"""
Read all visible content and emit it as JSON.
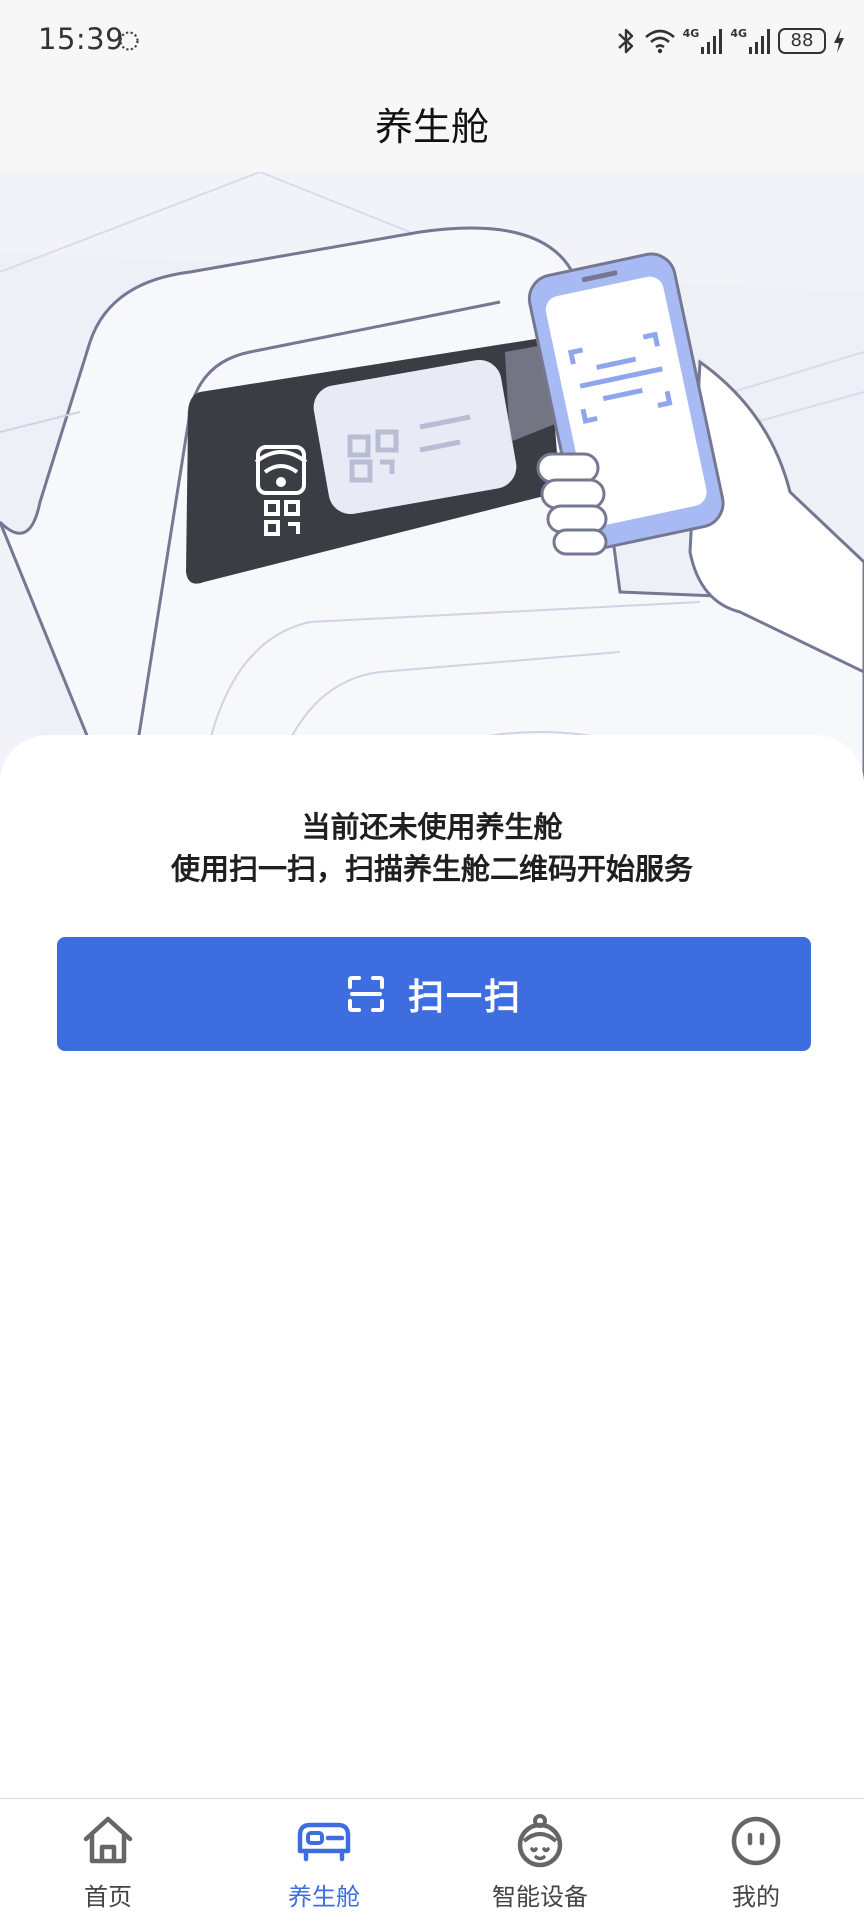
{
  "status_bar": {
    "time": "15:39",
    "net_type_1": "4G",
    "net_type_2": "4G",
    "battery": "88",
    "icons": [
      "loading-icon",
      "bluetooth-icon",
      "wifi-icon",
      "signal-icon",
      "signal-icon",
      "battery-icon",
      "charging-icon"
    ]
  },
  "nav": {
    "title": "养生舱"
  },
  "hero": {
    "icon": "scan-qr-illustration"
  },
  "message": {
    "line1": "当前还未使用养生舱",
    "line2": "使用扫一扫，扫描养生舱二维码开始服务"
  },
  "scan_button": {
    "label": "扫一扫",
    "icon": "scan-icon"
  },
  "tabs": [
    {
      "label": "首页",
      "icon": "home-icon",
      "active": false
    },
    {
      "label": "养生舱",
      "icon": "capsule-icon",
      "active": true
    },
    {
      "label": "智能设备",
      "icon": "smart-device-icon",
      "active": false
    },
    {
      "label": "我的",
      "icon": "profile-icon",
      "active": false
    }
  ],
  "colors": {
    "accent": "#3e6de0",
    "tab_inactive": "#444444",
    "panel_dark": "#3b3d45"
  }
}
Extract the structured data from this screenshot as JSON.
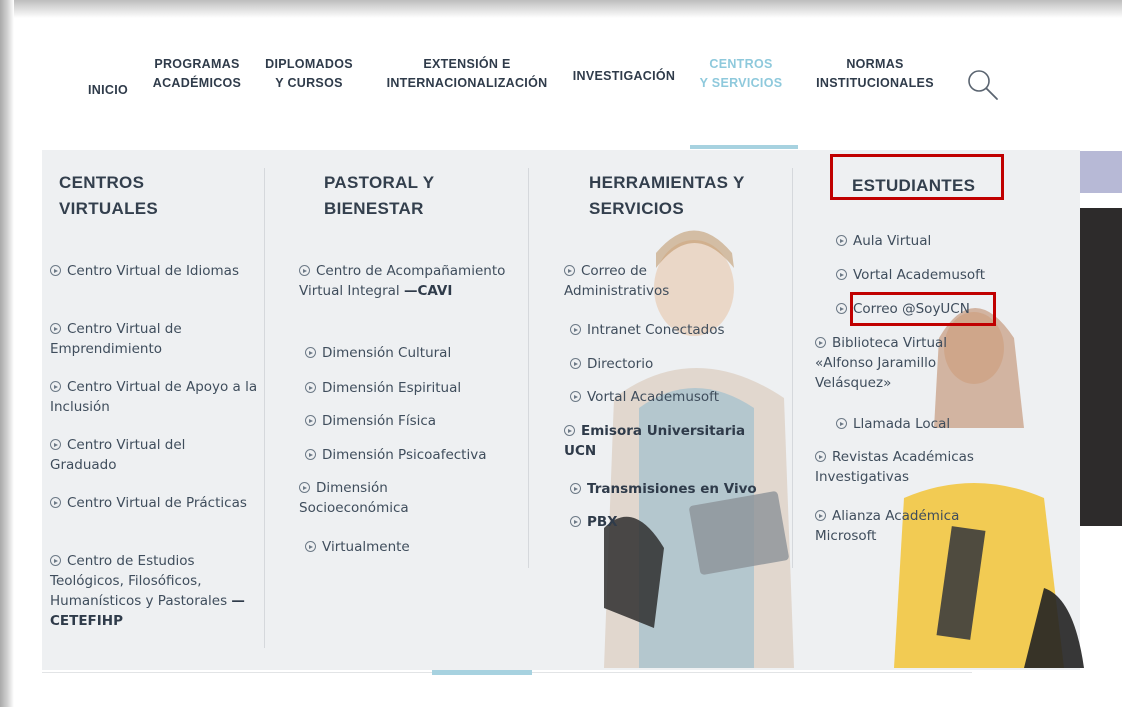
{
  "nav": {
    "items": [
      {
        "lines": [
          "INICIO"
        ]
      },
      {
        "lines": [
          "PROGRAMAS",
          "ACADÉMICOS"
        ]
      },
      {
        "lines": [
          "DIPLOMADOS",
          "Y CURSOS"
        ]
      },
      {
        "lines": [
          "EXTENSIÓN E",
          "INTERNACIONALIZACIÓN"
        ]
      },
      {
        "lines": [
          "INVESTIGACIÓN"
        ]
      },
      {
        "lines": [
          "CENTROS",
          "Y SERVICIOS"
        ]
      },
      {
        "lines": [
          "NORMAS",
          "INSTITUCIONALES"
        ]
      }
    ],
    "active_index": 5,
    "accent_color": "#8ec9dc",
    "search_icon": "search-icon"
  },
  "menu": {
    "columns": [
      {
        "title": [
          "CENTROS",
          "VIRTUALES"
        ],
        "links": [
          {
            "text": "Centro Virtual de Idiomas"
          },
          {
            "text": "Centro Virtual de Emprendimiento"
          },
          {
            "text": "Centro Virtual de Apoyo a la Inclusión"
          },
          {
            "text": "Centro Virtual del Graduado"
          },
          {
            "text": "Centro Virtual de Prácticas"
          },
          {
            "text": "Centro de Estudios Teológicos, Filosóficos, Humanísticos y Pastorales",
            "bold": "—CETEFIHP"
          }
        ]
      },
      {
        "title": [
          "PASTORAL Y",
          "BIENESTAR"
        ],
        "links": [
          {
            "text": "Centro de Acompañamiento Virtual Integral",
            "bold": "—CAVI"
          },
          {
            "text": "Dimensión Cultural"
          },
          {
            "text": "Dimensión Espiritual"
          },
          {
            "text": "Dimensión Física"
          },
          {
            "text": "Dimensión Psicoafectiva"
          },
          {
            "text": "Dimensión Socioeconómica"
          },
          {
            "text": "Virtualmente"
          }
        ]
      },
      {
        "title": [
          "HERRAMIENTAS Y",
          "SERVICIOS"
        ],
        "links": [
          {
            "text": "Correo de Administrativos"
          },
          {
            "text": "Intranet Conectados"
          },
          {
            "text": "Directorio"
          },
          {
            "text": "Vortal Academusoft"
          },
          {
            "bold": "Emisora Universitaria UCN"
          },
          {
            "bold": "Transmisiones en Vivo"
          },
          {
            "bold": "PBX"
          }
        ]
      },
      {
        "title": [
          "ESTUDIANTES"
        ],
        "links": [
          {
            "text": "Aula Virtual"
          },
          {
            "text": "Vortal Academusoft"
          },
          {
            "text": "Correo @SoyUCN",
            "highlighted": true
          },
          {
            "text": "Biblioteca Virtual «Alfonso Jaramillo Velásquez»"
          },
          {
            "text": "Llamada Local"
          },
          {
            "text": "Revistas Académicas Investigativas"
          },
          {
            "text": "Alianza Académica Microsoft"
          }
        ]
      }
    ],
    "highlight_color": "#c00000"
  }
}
"""
PROBLEM DESCRIPTION -
Every entry must be written out exactly, with all pictures left out.

OUTPUT FOR THIS EXERCISE -
Read all visible content and emit it as JSON.
{
  "status_bar": {
    "time": "15:39",
    "net_type_1": "4G",
    "net_type_2": "4G",
    "battery": "88",
    "icons": [
      "loading-icon",
      "bluetooth-icon",
      "wifi-icon",
      "signal-icon",
      "signal-icon",
      "battery-icon",
      "charging-icon"
    ]
  },
  "nav": {
    "title": "养生舱"
  },
  "hero": {
    "icon": "scan-qr-illustration"
  },
  "message": {
    "line1": "当前还未使用养生舱",
    "line2": "使用扫一扫，扫描养生舱二维码开始服务"
  },
  "scan_button": {
    "label": "扫一扫",
    "icon": "scan-icon"
  },
  "tabs": [
    {
      "label": "首页",
      "icon": "home-icon",
      "active": false
    },
    {
      "label": "养生舱",
      "icon": "capsule-icon",
      "active": true
    },
    {
      "label": "智能设备",
      "icon": "smart-device-icon",
      "active": false
    },
    {
      "label": "我的",
      "icon": "profile-icon",
      "active": false
    }
  ],
  "colors": {
    "accent": "#3e6de0",
    "tab_inactive": "#444444",
    "panel_dark": "#3b3d45"
  }
}
Extract the structured data from this screenshot as JSON.
{
  "nav": {
    "items": [
      {
        "lines": [
          "INICIO"
        ]
      },
      {
        "lines": [
          "PROGRAMAS",
          "ACADÉMICOS"
        ]
      },
      {
        "lines": [
          "DIPLOMADOS",
          "Y CURSOS"
        ]
      },
      {
        "lines": [
          "EXTENSIÓN E",
          "INTERNACIONALIZACIÓN"
        ]
      },
      {
        "lines": [
          "INVESTIGACIÓN"
        ]
      },
      {
        "lines": [
          "CENTROS",
          "Y SERVICIOS"
        ]
      },
      {
        "lines": [
          "NORMAS",
          "INSTITUCIONALES"
        ]
      }
    ],
    "active_index": 5,
    "accent_color": "#8ec9dc",
    "search_icon": "search-icon"
  },
  "menu": {
    "columns": [
      {
        "title": [
          "CENTROS",
          "VIRTUALES"
        ],
        "links": [
          {
            "text": "Centro Virtual de Idiomas"
          },
          {
            "text": "Centro Virtual de Emprendimiento"
          },
          {
            "text": "Centro Virtual de Apoyo a la Inclusión"
          },
          {
            "text": "Centro Virtual del Graduado"
          },
          {
            "text": "Centro Virtual de Prácticas"
          },
          {
            "text": "Centro de Estudios Teológicos, Filosóficos, Humanísticos y Pastorales",
            "bold": "—CETEFIHP"
          }
        ]
      },
      {
        "title": [
          "PASTORAL Y",
          "BIENESTAR"
        ],
        "links": [
          {
            "text": "Centro de Acompañamiento Virtual Integral",
            "bold": "—CAVI"
          },
          {
            "text": "Dimensión Cultural"
          },
          {
            "text": "Dimensión Espiritual"
          },
          {
            "text": "Dimensión Física"
          },
          {
            "text": "Dimensión Psicoafectiva"
          },
          {
            "text": "Dimensión Socioeconómica"
          },
          {
            "text": "Virtualmente"
          }
        ]
      },
      {
        "title": [
          "HERRAMIENTAS Y",
          "SERVICIOS"
        ],
        "links": [
          {
            "text": "Correo de Administrativos"
          },
          {
            "text": "Intranet Conectados"
          },
          {
            "text": "Directorio"
          },
          {
            "text": "Vortal Academusoft"
          },
          {
            "bold": "Emisora Universitaria UCN"
          },
          {
            "bold": "Transmisiones en Vivo"
          },
          {
            "bold": "PBX"
          }
        ]
      },
      {
        "title": [
          "ESTUDIANTES"
        ],
        "links": [
          {
            "text": "Aula Virtual"
          },
          {
            "text": "Vortal Academusoft"
          },
          {
            "text": "Correo @SoyUCN",
            "highlighted": true
          },
          {
            "text": "Biblioteca Virtual «Alfonso Jaramillo Velásquez»"
          },
          {
            "text": "Llamada Local"
          },
          {
            "text": "Revistas Académicas Investigativas"
          },
          {
            "text": "Alianza Académica Microsoft"
          }
        ]
      }
    ],
    "highlight_color": "#c00000"
  }
}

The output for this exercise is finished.